◆ Task directions:
Look over the lines below. Report each one that includes the string "elkaar".

◆ Dataset excerpts:
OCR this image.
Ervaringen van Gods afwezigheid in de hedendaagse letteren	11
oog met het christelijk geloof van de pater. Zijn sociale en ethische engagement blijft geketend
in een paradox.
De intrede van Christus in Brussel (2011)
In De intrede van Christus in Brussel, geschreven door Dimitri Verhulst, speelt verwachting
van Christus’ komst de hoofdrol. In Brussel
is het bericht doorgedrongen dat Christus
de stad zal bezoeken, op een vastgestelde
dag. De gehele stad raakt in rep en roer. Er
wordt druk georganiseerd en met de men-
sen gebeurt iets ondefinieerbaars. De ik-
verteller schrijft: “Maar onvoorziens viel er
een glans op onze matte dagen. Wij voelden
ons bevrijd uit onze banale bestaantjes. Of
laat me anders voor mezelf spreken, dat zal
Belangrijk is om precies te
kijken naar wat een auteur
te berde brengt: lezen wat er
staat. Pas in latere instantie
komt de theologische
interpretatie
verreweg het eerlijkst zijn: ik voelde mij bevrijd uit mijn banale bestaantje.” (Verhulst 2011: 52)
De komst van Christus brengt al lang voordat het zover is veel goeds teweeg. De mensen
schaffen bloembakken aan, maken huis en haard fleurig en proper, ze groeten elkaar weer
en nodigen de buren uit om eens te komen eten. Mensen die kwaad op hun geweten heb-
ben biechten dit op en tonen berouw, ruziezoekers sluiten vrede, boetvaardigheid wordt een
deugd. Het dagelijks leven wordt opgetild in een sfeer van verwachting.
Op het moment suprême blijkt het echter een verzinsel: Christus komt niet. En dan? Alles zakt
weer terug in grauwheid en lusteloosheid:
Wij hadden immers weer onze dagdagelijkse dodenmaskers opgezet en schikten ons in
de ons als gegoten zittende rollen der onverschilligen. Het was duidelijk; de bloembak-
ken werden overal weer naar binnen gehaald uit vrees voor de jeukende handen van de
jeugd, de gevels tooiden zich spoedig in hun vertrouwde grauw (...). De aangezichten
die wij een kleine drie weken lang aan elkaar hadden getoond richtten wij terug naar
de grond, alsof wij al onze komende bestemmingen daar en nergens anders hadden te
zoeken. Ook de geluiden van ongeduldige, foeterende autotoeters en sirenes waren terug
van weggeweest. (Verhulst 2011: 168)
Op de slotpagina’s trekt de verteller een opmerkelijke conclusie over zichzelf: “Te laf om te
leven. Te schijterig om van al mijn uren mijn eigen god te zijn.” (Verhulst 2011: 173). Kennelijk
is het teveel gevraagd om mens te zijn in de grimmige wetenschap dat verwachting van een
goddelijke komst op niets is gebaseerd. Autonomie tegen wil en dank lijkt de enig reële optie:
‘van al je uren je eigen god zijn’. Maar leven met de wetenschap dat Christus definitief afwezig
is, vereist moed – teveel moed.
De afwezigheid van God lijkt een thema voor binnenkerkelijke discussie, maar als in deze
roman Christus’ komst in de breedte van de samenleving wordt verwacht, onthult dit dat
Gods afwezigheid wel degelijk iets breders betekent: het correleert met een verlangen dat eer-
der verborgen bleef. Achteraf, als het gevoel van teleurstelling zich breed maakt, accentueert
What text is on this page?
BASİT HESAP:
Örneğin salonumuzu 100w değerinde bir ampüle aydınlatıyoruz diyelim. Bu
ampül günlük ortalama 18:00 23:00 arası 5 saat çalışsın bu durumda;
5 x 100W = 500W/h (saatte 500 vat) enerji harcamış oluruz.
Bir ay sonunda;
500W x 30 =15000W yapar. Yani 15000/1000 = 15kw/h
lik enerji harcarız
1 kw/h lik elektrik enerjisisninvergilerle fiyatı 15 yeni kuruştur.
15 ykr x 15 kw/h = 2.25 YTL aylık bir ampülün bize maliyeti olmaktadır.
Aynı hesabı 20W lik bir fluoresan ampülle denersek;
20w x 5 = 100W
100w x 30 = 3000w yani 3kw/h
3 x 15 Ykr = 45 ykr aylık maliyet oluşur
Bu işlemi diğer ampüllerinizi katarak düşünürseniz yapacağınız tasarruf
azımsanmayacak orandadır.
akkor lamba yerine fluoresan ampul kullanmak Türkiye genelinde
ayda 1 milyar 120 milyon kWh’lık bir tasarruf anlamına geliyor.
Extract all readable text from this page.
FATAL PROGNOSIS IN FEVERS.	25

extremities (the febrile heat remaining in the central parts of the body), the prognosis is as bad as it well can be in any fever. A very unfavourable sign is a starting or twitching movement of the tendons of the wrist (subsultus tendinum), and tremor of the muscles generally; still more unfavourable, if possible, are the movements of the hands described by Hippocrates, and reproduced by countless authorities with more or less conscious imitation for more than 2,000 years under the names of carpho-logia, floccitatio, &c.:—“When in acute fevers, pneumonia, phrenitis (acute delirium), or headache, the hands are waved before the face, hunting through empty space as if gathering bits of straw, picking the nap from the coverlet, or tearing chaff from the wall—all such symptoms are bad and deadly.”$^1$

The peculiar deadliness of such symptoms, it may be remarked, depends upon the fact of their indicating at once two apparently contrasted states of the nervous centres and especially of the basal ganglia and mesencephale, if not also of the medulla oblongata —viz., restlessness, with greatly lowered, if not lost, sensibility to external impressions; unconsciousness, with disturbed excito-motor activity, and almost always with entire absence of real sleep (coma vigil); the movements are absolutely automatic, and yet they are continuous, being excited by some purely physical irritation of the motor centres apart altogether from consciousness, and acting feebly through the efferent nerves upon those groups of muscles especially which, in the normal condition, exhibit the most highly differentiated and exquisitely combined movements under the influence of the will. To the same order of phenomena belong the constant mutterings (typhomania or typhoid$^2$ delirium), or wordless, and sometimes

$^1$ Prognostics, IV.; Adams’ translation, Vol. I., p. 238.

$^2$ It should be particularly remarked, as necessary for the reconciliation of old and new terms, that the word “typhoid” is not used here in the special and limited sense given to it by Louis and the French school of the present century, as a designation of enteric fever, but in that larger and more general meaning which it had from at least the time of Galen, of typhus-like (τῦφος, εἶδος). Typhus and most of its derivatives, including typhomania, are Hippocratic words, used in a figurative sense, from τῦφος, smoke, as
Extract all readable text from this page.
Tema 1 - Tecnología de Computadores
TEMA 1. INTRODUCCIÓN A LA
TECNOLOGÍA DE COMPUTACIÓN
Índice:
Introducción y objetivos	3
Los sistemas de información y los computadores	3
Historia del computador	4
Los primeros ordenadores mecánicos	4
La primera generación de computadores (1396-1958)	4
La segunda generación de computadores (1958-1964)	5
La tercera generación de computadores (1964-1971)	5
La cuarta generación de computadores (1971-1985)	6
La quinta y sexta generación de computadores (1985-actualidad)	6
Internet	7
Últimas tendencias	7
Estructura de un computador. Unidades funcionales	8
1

◆ Exercise solution:
schaffen bloembakken aan, maken huis en haard fleurig en proper, ze groeten elkaar weer
die wij een kleine drie weken lang aan elkaar hadden getoond richtten wij terug naar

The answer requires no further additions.